» **WHAT THE EXERCISE ASKS**:
Write out each record below exactly as it appears, with no pictures.

» **RECORD SET**:
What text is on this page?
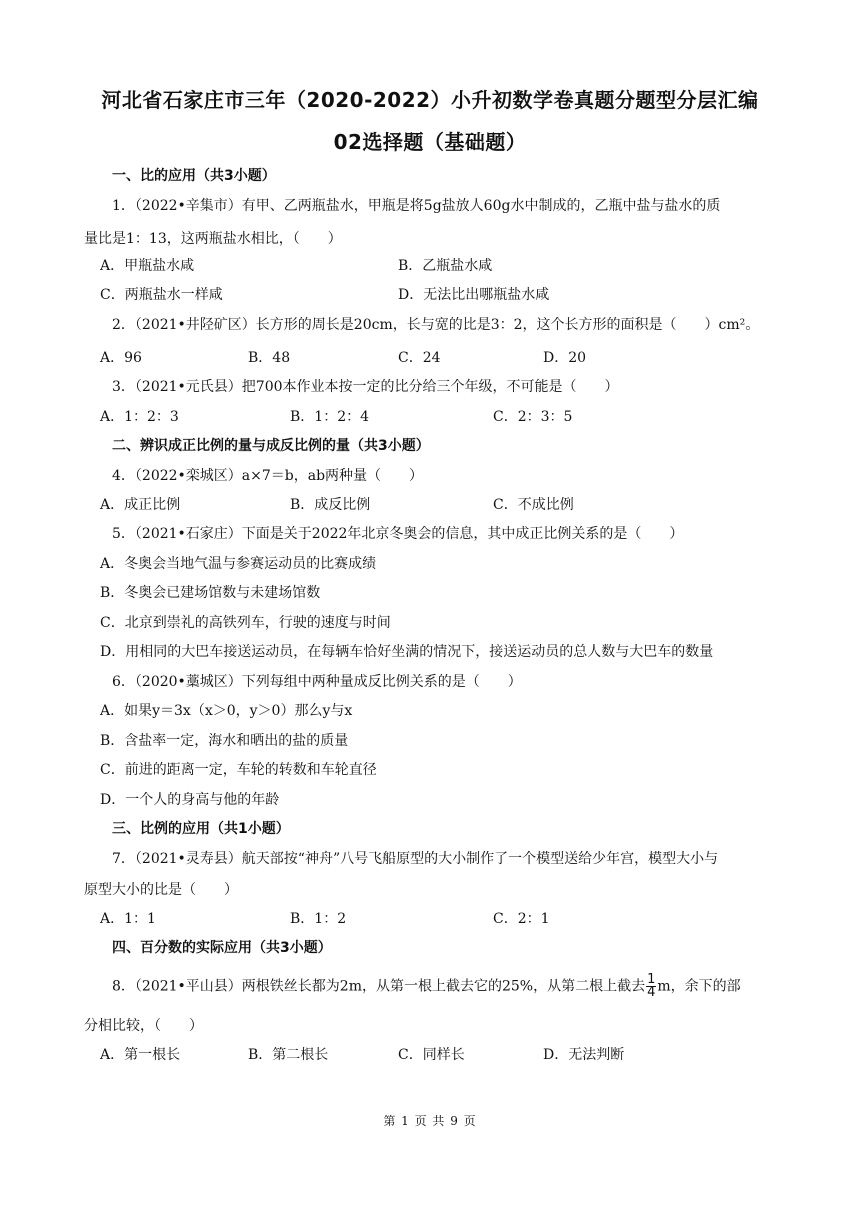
河北省石家庄市三年（2020-2022）小升初数学卷真题分题型分层汇编
02选择题（基础题）
一、比的应用（共3小题）
1．（2022•辛集市）有甲、乙两瓶盐水，甲瓶是将5g盐放人60g水中制成的，乙瓶中盐与盐水的质
量比是1：13，这两瓶盐水相比，（　　）
A．甲瓶盐水咸	B．乙瓶盐水咸
C．两瓶盐水一样咸	D．无法比出哪瓶盐水咸
2．（2021•井陉矿区）长方形的周长是20cm，长与宽的比是3：2，这个长方形的面积是（　　）cm²。
A．96	B．48	C．24	D．20
3．（2021•元氏县）把700本作业本按一定的比分给三个年级，不可能是（　　）
A．1：2：3	B．1：2：4	C．2：3：5
二、辨识成正比例的量与成反比例的量（共3小题）
4．（2022•栾城区）a×7＝b，ab两种量（　　）
A．成正比例	B．成反比例	C．不成比例
5．（2021•石家庄）下面是关于2022年北京冬奥会的信息，其中成正比例关系的是（　　）
A．冬奥会当地气温与参赛运动员的比赛成绩
B．冬奥会已建场馆数与未建场馆数
C．北京到崇礼的高铁列车，行驶的速度与时间
D．用相同的大巴车接送运动员，在每辆车恰好坐满的情况下，接送运动员的总人数与大巴车的数量
6．（2020•藁城区）下列每组中两种量成反比例关系的是（　　）
A．如果y＝3x（x＞0，y＞0）那么y与x
B．含盐率一定，海水和晒出的盐的质量
C．前进的距离一定，车轮的转数和车轮直径
D．一个人的身高与他的年龄
三、比例的应用（共1小题）
7．（2021•灵寿县）航天部按“神舟”八号飞船原型的大小制作了一个模型送给少年宫，模型大小与
原型大小的比是（　　）
A．1：1	B．1：2	C．2：1
四、百分数的实际应用（共3小题）
8．（2021•平山县）两根铁丝长都为2m，从第一根上截去它的25%，从第二根上截去 $\frac{1}{4}$ m，余下的部
分相比较，（　　）
A．第一根长	B．第二根长	C．同样长	D．无法判断
第 1 页 共 9 页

» **ANSWER FOR THIS EXERCISE**:
What text is on this page?
河北省石家庄市三年（2020-2022）小升初数学卷真题分题型分层汇编
02选择题（基础题）
一、比的应用（共3小题）
1．（2022•辛集市）有甲、乙两瓶盐水，甲瓶是将5g盐放人60g水中制成的，乙瓶中盐与盐水的质
量比是1：13，这两瓶盐水相比，（　　）
A．甲瓶盐水咸	B．乙瓶盐水咸
C．两瓶盐水一样咸	D．无法比出哪瓶盐水咸
2．（2021•井陉矿区）长方形的周长是20cm，长与宽的比是3：2，这个长方形的面积是（　　）cm²。
A．96	B．48	C．24	D．20
3．（2021•元氏县）把700本作业本按一定的比分给三个年级，不可能是（　　）
A．1：2：3	B．1：2：4	C．2：3：5
二、辨识成正比例的量与成反比例的量（共3小题）
4．（2022•栾城区）a×7＝b，ab两种量（　　）
A．成正比例	B．成反比例	C．不成比例
5．（2021•石家庄）下面是关于2022年北京冬奥会的信息，其中成正比例关系的是（　　）
A．冬奥会当地气温与参赛运动员的比赛成绩
B．冬奥会已建场馆数与未建场馆数
C．北京到崇礼的高铁列车，行驶的速度与时间
D．用相同的大巴车接送运动员，在每辆车恰好坐满的情况下，接送运动员的总人数与大巴车的数量
6．（2020•藁城区）下列每组中两种量成反比例关系的是（　　）
A．如果y＝3x（x＞0，y＞0）那么y与x
B．含盐率一定，海水和晒出的盐的质量
C．前进的距离一定，车轮的转数和车轮直径
D．一个人的身高与他的年龄
三、比例的应用（共1小题）
7．（2021•灵寿县）航天部按“神舟”八号飞船原型的大小制作了一个模型送给少年宫，模型大小与
原型大小的比是（　　）
A．1：1	B．1：2	C．2：1
四、百分数的实际应用（共3小题）
8．（2021•平山县）两根铁丝长都为2m，从第一根上截去它的25%，从第二根上截去 $\frac{1}{4}$ m，余下的部
分相比较，（　　）
A．第一根长	B．第二根长	C．同样长	D．无法判断
第 1 页 共 9 页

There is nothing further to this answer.